◆ Directive
Count every line that has "page" in it and give the total, nothing more.

◆ Entries from a dataset
━━━━━━━━━━━━━━━━━━━━━━━━━━━━━━

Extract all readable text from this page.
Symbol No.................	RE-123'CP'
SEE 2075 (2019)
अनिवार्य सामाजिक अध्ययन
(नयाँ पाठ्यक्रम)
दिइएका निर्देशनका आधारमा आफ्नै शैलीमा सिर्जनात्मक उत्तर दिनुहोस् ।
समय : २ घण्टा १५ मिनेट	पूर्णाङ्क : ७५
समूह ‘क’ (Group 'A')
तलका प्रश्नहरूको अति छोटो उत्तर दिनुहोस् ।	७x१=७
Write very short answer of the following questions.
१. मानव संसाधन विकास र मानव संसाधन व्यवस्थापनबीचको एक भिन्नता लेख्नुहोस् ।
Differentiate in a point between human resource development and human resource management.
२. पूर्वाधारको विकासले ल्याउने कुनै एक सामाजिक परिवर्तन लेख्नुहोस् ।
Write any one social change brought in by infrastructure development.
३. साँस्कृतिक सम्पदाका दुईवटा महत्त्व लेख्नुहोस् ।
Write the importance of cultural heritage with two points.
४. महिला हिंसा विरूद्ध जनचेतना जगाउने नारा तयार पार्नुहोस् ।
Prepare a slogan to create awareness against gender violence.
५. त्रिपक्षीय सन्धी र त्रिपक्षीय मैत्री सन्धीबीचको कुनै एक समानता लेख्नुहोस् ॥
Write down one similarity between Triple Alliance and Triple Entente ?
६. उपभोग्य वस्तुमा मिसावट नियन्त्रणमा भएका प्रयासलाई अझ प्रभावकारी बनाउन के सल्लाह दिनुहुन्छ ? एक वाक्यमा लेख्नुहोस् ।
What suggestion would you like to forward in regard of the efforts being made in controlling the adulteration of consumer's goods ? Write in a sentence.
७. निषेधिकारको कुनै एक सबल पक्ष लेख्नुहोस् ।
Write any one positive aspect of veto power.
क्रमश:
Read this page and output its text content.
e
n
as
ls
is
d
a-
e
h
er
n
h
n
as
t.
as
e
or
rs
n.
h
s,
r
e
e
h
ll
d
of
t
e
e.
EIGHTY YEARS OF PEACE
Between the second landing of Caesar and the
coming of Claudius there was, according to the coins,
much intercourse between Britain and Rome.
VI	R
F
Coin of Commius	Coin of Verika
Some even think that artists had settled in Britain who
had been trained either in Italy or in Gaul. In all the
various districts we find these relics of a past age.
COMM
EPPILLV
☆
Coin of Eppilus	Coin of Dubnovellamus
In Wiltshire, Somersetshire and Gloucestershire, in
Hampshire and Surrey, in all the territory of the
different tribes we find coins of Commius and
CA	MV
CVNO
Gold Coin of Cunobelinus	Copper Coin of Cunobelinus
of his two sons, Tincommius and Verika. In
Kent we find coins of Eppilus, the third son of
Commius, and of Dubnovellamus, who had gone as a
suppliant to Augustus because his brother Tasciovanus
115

━━━━━━━━━━━━━━━━━━━━━━━━━━━━━━

◆ Task output
2